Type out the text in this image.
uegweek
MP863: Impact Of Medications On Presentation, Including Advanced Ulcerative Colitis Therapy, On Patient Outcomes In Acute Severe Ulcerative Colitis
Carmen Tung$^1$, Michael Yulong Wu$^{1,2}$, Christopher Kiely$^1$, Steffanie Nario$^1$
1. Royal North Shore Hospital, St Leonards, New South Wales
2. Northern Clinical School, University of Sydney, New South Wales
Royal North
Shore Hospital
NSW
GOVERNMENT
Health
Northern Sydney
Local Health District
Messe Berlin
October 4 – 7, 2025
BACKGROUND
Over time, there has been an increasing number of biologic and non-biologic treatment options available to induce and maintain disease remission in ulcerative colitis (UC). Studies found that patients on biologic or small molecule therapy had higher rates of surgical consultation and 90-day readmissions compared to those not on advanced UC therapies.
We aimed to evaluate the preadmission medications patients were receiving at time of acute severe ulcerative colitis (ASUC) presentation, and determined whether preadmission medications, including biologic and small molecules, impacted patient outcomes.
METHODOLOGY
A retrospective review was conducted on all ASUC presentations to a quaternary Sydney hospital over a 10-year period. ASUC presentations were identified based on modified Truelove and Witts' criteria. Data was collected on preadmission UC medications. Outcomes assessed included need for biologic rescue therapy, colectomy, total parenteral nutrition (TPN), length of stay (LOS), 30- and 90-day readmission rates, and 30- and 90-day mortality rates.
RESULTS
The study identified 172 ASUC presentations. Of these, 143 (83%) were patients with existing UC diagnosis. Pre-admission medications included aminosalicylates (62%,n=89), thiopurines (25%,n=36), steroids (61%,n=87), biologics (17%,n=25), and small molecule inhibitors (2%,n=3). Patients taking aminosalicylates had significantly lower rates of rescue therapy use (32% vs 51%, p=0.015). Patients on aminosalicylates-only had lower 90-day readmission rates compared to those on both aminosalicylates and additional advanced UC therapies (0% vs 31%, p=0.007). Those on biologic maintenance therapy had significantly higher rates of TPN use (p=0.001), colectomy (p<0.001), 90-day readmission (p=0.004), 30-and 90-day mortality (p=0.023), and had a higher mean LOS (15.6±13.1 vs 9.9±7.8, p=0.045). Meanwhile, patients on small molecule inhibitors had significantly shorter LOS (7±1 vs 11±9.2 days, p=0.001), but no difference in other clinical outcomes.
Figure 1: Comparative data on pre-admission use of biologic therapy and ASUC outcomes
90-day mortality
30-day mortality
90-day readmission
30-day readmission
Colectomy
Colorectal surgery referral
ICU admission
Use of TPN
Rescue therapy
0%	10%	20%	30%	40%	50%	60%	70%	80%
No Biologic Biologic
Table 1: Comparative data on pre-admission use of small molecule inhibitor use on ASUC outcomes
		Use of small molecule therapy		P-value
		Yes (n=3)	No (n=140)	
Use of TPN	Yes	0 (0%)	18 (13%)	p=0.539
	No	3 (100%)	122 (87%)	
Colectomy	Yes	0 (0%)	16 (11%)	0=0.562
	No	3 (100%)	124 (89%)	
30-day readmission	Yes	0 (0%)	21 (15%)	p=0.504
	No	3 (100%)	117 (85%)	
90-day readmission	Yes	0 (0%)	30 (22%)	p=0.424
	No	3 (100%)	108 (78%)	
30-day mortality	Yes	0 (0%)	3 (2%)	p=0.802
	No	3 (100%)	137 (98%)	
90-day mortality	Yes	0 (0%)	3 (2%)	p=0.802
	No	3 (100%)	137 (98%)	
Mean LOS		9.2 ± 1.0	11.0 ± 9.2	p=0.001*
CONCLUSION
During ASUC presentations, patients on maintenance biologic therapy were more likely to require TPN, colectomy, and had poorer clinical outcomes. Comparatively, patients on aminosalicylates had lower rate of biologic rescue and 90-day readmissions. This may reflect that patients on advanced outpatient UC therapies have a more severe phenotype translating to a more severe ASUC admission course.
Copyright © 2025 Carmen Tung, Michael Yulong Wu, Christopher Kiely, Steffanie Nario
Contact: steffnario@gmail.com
* * * * * * *
What the task asks:
What is needed is the number of lines in the records that contain the string "Royal", stated with nothing else.

Answer section:
2